— START —

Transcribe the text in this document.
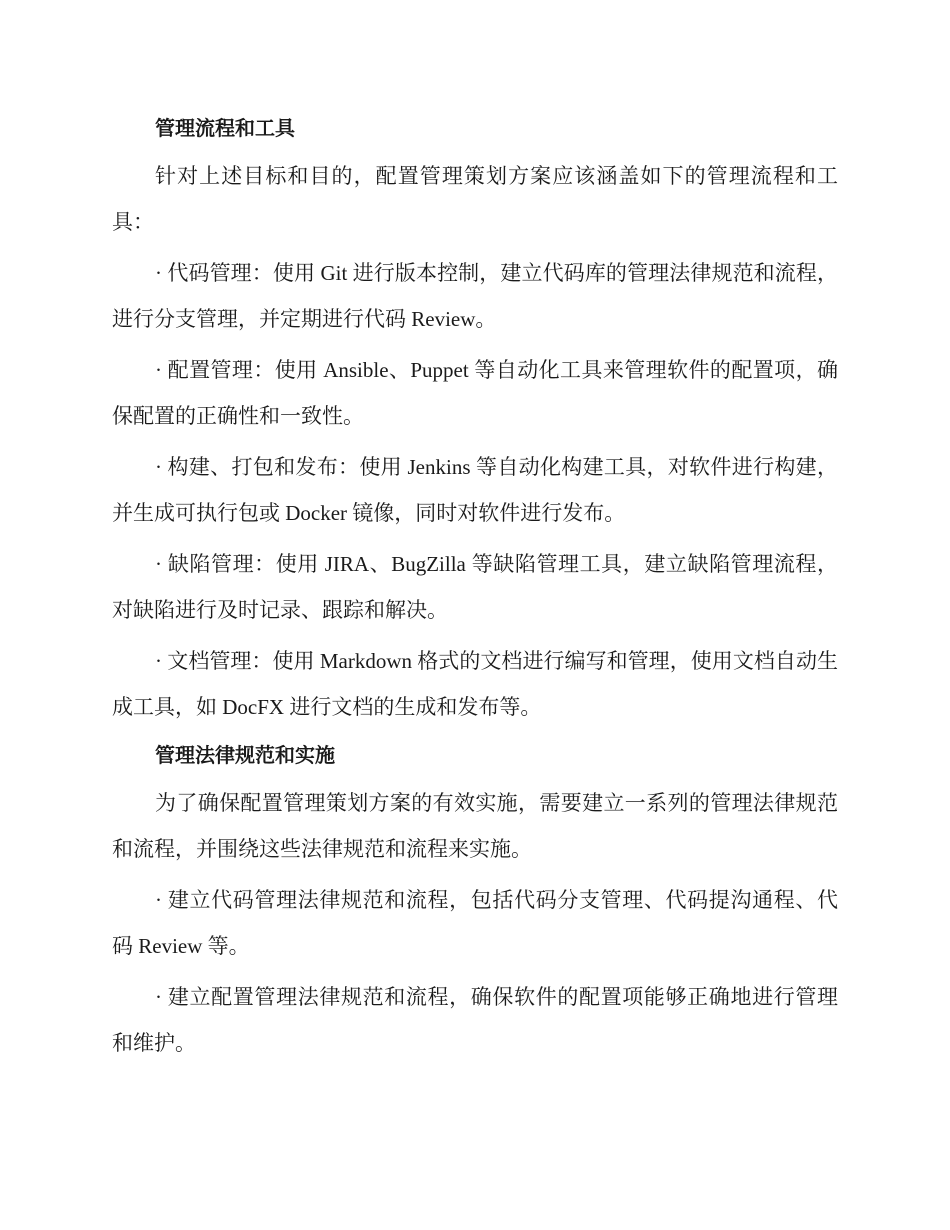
管理流程和工具

针对上述目标和目的，配置管理策划方案应该涵盖如下的管理流程和工具：

· 代码管理：使用 Git 进行版本控制，建立代码库的管理法律规范和流程，进行分支管理，并定期进行代码 Review。

· 配置管理：使用 Ansible、Puppet 等自动化工具来管理软件的配置项，确保配置的正确性和一致性。

· 构建、打包和发布：使用 Jenkins 等自动化构建工具，对软件进行构建，并生成可执行包或 Docker 镜像，同时对软件进行发布。

· 缺陷管理：使用 JIRA、BugZilla 等缺陷管理工具，建立缺陷管理流程，对缺陷进行及时记录、跟踪和解决。

· 文档管理：使用 Markdown 格式的文档进行编写和管理，使用文档自动生成工具，如 DocFX 进行文档的生成和发布等。

管理法律规范和实施

为了确保配置管理策划方案的有效实施，需要建立一系列的管理法律规范和流程，并围绕这些法律规范和流程来实施。

· 建立代码管理法律规范和流程，包括代码分支管理、代码提沟通程、代码 Review 等。

· 建立配置管理法律规范和流程，确保软件的配置项能够正确地进行管理和维护。
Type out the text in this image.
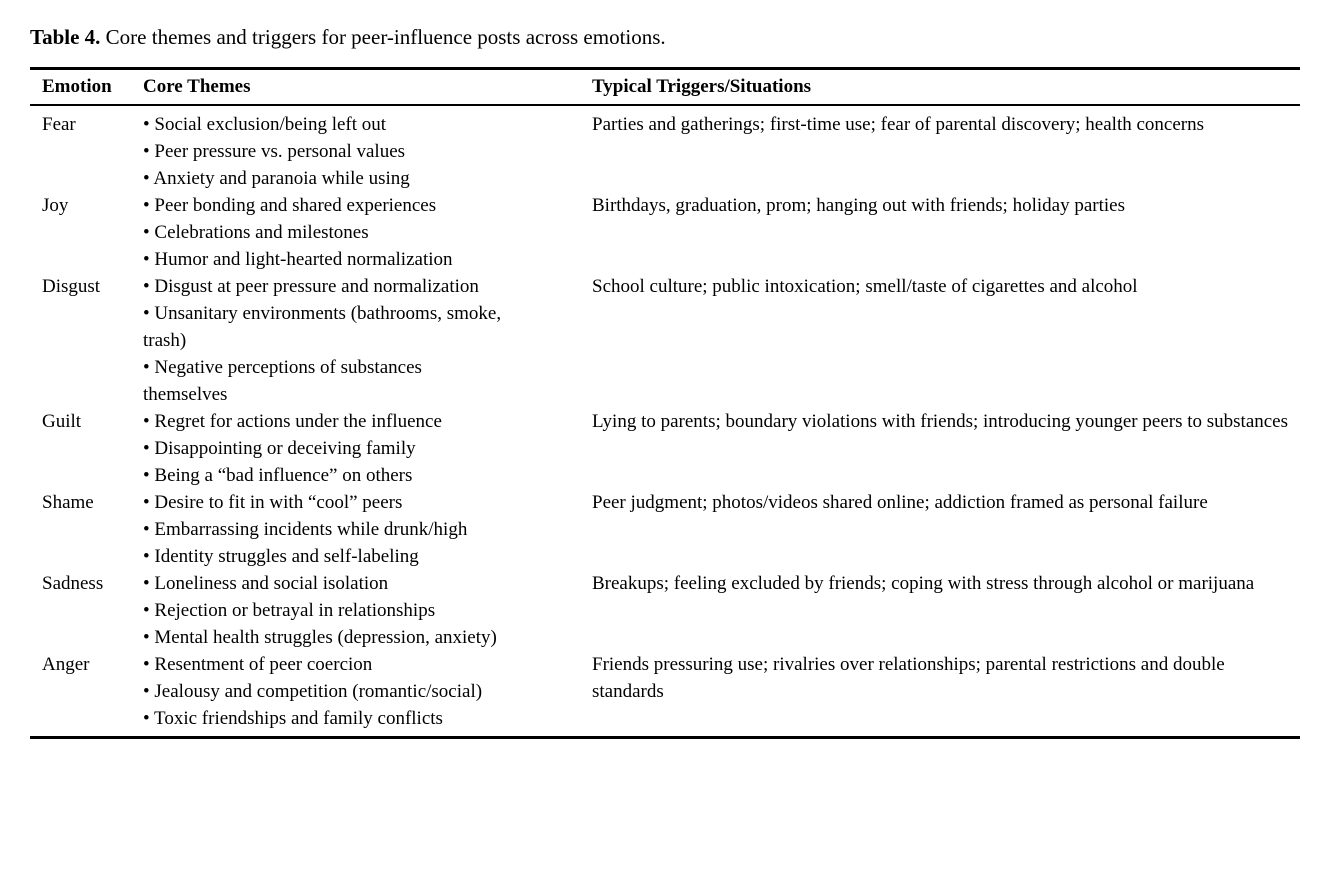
Table 4. Core themes and triggers for peer-influence posts across emotions.

Emotion	Core Themes	Typical Triggers/Situations
Fear	• Social exclusion/being left out
• Peer pressure vs. personal values
• Anxiety and paranoia while using	Parties and gatherings; first-time use; fear of parental discovery; health concerns
Joy	• Peer bonding and shared experiences
• Celebrations and milestones
• Humor and light-hearted normalization	Birthdays, graduation, prom; hanging out with friends; holiday parties
Disgust	• Disgust at peer pressure and normalization
• Unsanitary environments (bathrooms, smoke, trash)
• Negative perceptions of substances themselves	School culture; public intoxication; smell/taste of cigarettes and alcohol
Guilt	• Regret for actions under the influence
• Disappointing or deceiving family
• Being a “bad influence” on others	Lying to parents; boundary violations with friends; introducing younger peers to substances
Shame	• Desire to fit in with “cool” peers
• Embarrassing incidents while drunk/high
• Identity struggles and self-labeling	Peer judgment; photos/videos shared online; addiction framed as personal failure
Sadness	• Loneliness and social isolation
• Rejection or betrayal in relationships
• Mental health struggles (depression, anxiety)	Breakups; feeling excluded by friends; coping with stress through alcohol or marijuana
Anger	• Resentment of peer coercion
• Jealousy and competition (romantic/social)
• Toxic friendships and family conflicts	Friends pressuring use; rivalries over relationships; parental restrictions and double standards
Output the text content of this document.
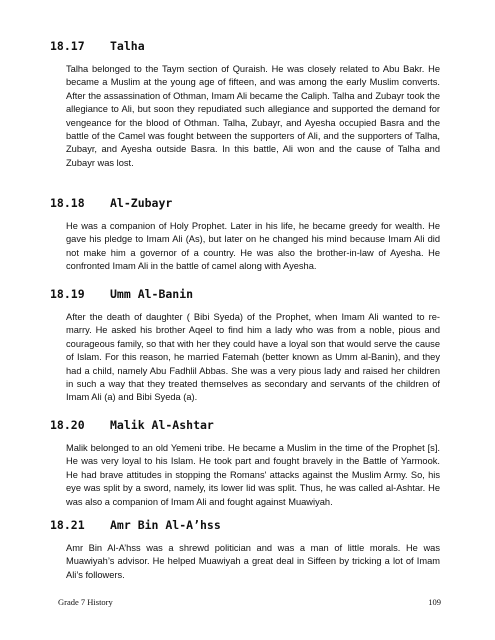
18.17 Talha
Talha belonged to the Taym section of Quraish. He was closely related to Abu Bakr. He became a Muslim at the young age of fifteen, and was among the early Muslim converts. After the assassination of Othman, Imam Ali became the Caliph. Talha and Zubayr took the allegiance to Ali, but soon they repudiated such allegiance and supported the demand for vengeance for the blood of Othman. Talha, Zubayr, and Ayesha occupied Basra and the battle of the Camel was fought between the supporters of Ali, and the supporters of Talha, Zubayr, and Ayesha outside Basra. In this battle, Ali won and the cause of Talha and Zubayr was lost.
18.18 Al-Zubayr
He was a companion of Holy Prophet. Later in his life, he became greedy for wealth. He gave his pledge to Imam Ali (As), but later on he changed his mind because Imam Ali did not make him a governor of a country. He was also the brother-in-law of Ayesha. He confronted Imam Ali in the battle of camel along with Ayesha.
18.19 Umm Al-Banin
After the death of daughter ( Bibi Syeda) of the Prophet, when Imam Ali wanted to re-marry. He asked his brother Aqeel to find him a lady who was from a noble, pious and courageous family, so that with her they could have a loyal son that would serve the cause of Islam. For this reason, he married Fatemah (better known as Umm al-Banin), and they had a child, namely Abu Fadhlil Abbas. She was a very pious lady and raised her children in such a way that they treated themselves as secondary and servants of the children of Imam Ali (a) and Bibi Syeda (a).
18.20 Malik Al-Ashtar
Malik belonged to an old Yemeni tribe. He became a Muslim in the time of the Prophet [s]. He was very loyal to his Islam. He took part and fought bravely in the Battle of Yarmook. He had brave attitudes in stopping the Romans' attacks against the Muslim Army. So, his eye was split by a sword, namely, its lower lid was split. Thus, he was called al-Ashtar. He was also a companion of Imam Ali and fought against Muawiyah.
18.21 Amr Bin Al-A’hss
Amr Bin Al-A’hss was a shrewd politician and was a man of little morals. He was Muawiyah’s advisor. He helped Muawiyah a great deal in Siffeen by tricking a lot of Imam Ali’s followers.
Grade 7 History	109
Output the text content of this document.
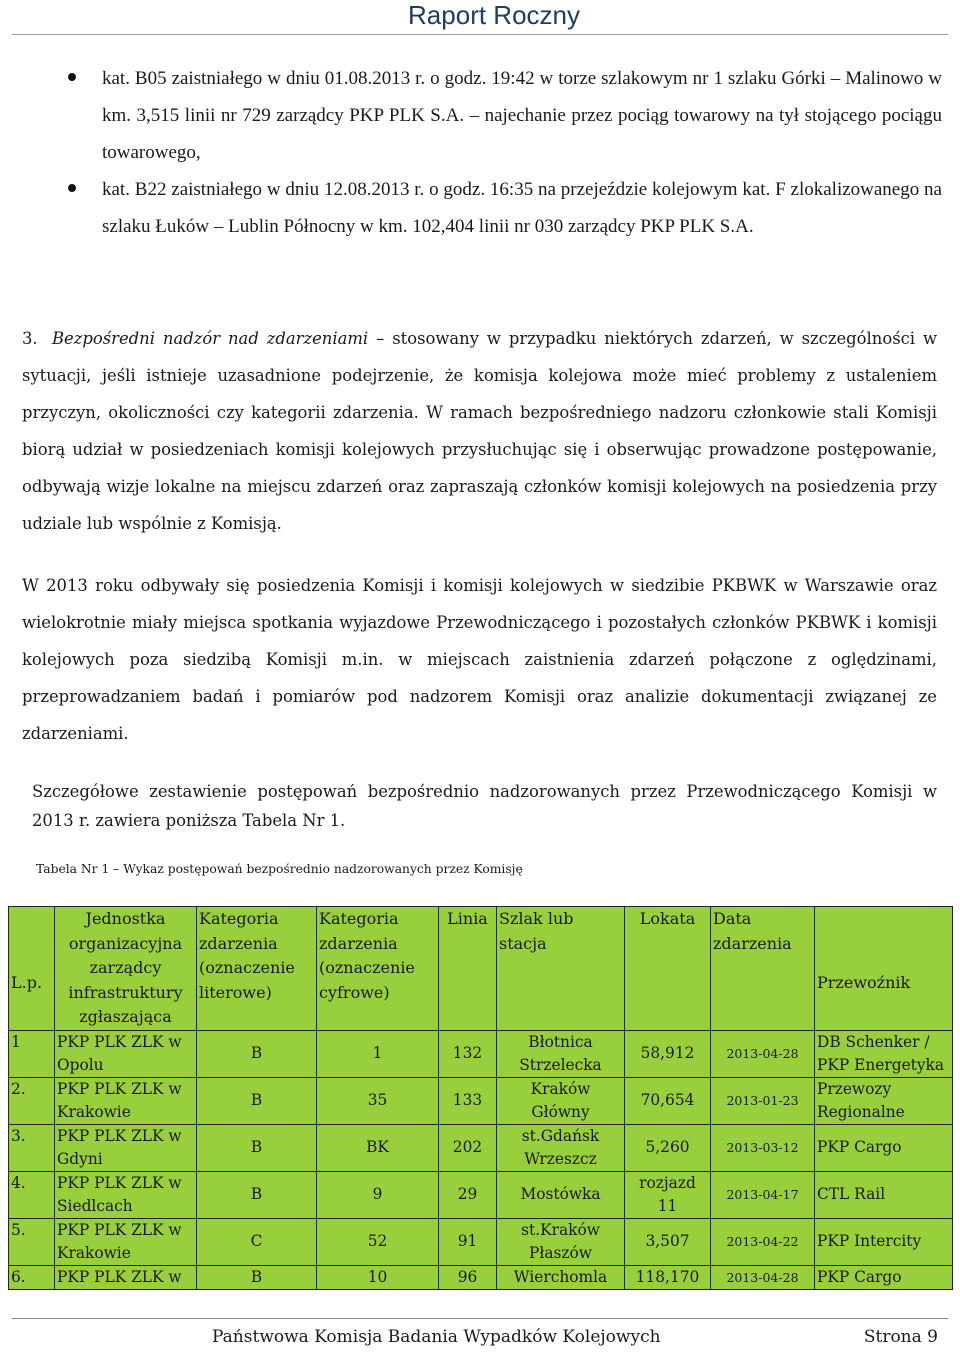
Raport Roczny
kat. B05 zaistniałego w dniu 01.08.2013 r. o godz. 19:42 w torze szlakowym nr 1 szlaku Górki – Malinowo w km. 3,515 linii nr 729 zarządcy PKP PLK S.A. – najechanie przez pociąg towarowy na tył stojącego pociągu towarowego,
kat. B22 zaistniałego w dniu 12.08.2013 r. o godz. 16:35 na przejeździe kolejowym kat. F zlokalizowanego na szlaku Łuków – Lublin Północny w km. 102,404 linii nr 030 zarządcy PKP PLK S.A.
3. Bezpośredni nadzór nad zdarzeniami – stosowany w przypadku niektórych zdarzeń, w szczególności w sytuacji, jeśli istnieje uzasadnione podejrzenie, że komisja kolejowa może mieć problemy z ustaleniem przyczyn, okoliczności czy kategorii zdarzenia. W ramach bezpośredniego nadzoru członkowie stali Komisji biorą udział w posiedzeniach komisji kolejowych przysłuchując się i obserwując prowadzone postępowanie, odbywają wizje lokalne na miejscu zdarzeń oraz zapraszają członków komisji kolejowych na posiedzenia przy udziale lub wspólnie z Komisją.
W 2013 roku odbywały się posiedzenia Komisji i komisji kolejowych w siedzibie PKBWK w Warszawie oraz wielokrotnie miały miejsca spotkania wyjazdowe Przewodniczącego i pozostałych członków PKBWK i komisji kolejowych poza siedzibą Komisji m.in. w miejscach zaistnienia zdarzeń połączone z oględzinami, przeprowadzaniem badań i pomiarów pod nadzorem Komisji oraz analizie dokumentacji związanej ze zdarzeniami.
Szczegółowe zestawienie postępowań bezpośrednio nadzorowanych przez Przewodniczącego Komisji w 2013 r. zawiera poniższa Tabela Nr 1.
Tabela Nr 1 – Wykaz postępowań bezpośrednio nadzorowanych przez Komisję
L.p.	Jednostka organizacyjna zarządcy infrastruktury zgłaszająca	Kategoria zdarzenia (oznaczenie literowe)	Kategoria zdarzenia (oznaczenie cyfrowe)	Linia	Szlak lub stacja	Lokata	Data zdarzenia	Przewoźnik
1	PKP PLK ZLK w Opolu	B	1	132	Błotnica Strzelecka	58,912	2013-04-28	DB Schenker / PKP Energetyka
2.	PKP PLK ZLK w Krakowie	B	35	133	Kraków Główny	70,654	2013-01-23	Przewozy Regionalne
3.	PKP PLK ZLK w Gdyni	B	BK	202	st.Gdańsk Wrzeszcz	5,260	2013-03-12	PKP Cargo
4.	PKP PLK ZLK w Siedlcach	B	9	29	Mostówka	rozjazd 11	2013-04-17	CTL Rail
5.	PKP PLK ZLK w Krakowie	C	52	91	st.Kraków Płaszów	3,507	2013-04-22	PKP Intercity
6.	PKP PLK ZLK w	B	10	96	Wierchomla	118,170	2013-04-28	PKP Cargo
Państwowa Komisja Badania Wypadków Kolejowych	Strona 9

— END —

**Aim of the task**
Copy every line of the listing that includes the string "Przewodniczącego".

**Output of the task**
W 2013 roku odbywały się posiedzenia Komisji i komisji kolejowych w siedzibie PKBWK w Warszawie oraz wielokrotnie miały miejsca spotkania wyjazdowe Przewodniczącego i pozostałych członków PKBWK i komisji kolejowych poza siedzibą Komisji m.in. w miejscach zaistnienia zdarzeń połączone z oględzinami, przeprowadzaniem badań i pomiarów pod nadzorem Komisji oraz analizie dokumentacji związanej ze zdarzeniami.
Szczegółowe zestawienie postępowań bezpośrednio nadzorowanych przez Przewodniczącego Komisji w 2013 r. zawiera poniższa Tabela Nr 1.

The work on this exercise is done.